» **TASK STATEMENT**: Copy out each line of the data that holds the word "Inbound".

____________________

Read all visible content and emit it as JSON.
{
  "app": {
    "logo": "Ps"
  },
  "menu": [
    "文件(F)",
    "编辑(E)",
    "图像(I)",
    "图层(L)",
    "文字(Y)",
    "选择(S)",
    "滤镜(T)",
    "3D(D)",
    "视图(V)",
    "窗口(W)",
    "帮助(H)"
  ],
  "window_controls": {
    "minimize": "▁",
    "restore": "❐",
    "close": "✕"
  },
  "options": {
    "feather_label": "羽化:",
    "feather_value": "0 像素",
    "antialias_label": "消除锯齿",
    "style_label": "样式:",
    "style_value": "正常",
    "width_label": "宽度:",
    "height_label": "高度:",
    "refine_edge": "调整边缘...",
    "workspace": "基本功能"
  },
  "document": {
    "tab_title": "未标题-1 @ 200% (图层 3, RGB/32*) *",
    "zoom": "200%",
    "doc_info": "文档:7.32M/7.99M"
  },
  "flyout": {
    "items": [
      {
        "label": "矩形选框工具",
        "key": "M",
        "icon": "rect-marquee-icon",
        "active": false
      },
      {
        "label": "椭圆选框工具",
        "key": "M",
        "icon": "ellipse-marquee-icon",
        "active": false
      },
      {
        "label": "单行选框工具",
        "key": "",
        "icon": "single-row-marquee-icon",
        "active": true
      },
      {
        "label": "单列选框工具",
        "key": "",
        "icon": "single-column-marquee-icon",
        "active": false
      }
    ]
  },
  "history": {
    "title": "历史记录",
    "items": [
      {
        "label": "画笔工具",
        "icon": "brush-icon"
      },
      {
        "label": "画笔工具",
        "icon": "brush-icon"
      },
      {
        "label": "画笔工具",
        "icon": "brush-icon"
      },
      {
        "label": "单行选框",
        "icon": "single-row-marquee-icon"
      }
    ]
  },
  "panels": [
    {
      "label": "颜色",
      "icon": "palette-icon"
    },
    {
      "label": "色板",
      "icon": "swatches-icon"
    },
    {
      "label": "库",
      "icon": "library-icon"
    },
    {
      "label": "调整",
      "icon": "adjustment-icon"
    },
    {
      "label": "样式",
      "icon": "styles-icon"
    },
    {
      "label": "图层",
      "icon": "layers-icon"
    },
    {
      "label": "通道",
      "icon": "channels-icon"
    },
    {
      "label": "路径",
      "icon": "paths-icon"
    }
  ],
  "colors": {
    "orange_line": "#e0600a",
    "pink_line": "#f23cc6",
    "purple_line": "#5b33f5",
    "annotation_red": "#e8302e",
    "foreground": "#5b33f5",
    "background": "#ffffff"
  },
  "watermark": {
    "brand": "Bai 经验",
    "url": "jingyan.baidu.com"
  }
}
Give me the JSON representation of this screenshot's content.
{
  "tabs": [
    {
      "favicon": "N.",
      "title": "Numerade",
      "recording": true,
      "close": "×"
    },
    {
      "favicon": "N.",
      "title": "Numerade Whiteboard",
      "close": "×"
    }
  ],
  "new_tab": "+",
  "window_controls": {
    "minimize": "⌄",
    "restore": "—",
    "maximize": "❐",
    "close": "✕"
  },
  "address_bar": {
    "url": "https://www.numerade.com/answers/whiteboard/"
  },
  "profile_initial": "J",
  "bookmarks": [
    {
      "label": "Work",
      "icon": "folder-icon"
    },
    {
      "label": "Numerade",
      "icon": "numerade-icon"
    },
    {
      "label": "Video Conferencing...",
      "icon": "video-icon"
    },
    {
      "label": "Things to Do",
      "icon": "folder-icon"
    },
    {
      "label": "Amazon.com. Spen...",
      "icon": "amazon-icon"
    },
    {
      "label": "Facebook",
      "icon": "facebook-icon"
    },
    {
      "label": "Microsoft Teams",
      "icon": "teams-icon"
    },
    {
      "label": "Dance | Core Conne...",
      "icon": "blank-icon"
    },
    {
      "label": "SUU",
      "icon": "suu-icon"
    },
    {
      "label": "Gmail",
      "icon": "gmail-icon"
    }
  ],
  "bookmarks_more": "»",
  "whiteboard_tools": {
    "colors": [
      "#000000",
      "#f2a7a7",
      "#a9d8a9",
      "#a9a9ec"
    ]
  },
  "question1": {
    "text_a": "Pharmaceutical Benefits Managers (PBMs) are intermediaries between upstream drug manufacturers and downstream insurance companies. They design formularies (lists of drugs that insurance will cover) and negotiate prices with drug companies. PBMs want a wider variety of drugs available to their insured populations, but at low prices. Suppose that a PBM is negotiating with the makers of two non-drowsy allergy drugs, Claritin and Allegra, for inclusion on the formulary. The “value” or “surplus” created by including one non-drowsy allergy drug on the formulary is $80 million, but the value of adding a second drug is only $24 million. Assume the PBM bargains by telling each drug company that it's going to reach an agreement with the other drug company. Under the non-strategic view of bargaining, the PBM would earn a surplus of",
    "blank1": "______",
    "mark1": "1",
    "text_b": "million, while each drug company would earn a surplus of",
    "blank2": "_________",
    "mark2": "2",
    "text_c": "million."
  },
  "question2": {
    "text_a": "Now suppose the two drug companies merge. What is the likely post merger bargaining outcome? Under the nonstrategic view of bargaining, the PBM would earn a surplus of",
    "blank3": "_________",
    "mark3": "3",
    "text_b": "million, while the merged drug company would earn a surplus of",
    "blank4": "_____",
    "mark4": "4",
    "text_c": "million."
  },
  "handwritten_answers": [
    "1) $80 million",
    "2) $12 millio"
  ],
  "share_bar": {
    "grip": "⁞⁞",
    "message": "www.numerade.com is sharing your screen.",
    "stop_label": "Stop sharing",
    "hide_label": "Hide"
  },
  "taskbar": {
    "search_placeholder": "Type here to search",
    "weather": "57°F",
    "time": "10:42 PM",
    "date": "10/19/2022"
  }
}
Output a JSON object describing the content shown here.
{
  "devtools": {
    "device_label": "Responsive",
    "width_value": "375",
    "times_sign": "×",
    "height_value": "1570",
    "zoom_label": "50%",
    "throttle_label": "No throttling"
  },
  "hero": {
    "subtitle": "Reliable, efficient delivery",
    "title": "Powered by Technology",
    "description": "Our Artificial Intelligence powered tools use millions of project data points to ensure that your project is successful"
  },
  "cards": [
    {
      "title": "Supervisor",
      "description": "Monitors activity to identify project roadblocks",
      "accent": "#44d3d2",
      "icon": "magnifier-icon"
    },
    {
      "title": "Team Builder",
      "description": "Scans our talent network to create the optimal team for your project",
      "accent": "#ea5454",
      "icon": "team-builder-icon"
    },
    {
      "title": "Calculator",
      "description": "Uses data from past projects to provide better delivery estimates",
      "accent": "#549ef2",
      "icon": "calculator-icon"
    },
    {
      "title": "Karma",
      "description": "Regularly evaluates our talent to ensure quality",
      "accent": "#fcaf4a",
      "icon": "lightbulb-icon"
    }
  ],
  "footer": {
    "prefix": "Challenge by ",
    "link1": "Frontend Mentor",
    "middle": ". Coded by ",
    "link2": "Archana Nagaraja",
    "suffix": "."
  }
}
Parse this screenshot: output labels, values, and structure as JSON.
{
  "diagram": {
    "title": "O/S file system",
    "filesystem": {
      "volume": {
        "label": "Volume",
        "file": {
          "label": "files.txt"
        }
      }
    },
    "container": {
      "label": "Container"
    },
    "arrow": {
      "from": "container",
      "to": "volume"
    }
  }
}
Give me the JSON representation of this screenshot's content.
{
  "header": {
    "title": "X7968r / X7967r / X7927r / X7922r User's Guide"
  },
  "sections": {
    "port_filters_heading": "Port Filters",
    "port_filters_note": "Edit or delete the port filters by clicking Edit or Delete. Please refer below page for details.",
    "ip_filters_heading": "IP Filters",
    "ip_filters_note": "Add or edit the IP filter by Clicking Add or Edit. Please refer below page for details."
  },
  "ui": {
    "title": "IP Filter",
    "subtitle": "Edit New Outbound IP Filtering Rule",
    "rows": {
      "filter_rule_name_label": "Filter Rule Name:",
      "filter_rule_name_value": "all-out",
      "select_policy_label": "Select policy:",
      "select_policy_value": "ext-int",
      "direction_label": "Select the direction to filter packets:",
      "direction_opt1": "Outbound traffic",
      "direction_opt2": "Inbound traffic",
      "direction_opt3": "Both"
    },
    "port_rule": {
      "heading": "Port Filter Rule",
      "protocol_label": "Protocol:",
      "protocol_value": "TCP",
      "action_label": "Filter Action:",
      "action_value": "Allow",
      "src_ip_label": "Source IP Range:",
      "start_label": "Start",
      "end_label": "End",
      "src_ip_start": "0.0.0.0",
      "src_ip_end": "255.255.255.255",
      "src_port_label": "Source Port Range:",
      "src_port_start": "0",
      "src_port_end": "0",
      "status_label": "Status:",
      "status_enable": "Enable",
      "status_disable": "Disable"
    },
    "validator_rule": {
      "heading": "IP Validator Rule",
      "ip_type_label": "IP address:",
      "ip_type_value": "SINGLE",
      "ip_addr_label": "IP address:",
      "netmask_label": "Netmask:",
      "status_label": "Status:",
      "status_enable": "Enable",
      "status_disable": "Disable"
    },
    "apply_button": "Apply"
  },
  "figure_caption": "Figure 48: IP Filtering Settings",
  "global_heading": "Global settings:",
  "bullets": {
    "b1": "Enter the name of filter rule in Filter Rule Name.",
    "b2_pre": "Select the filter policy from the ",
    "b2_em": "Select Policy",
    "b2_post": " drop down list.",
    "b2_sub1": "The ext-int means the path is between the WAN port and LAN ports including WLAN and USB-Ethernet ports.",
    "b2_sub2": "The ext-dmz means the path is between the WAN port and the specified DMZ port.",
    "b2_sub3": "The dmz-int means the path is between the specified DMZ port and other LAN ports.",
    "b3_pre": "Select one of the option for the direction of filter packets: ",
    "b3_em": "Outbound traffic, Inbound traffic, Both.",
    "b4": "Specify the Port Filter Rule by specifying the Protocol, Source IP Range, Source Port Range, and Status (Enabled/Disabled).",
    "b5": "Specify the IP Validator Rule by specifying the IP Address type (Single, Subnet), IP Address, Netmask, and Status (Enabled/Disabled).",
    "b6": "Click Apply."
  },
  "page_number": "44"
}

____________________

» **SOLUTION**:
      "direction_opt2": "Inbound traffic",
    "b3_em": "Outbound traffic, Inbound traffic, Both.",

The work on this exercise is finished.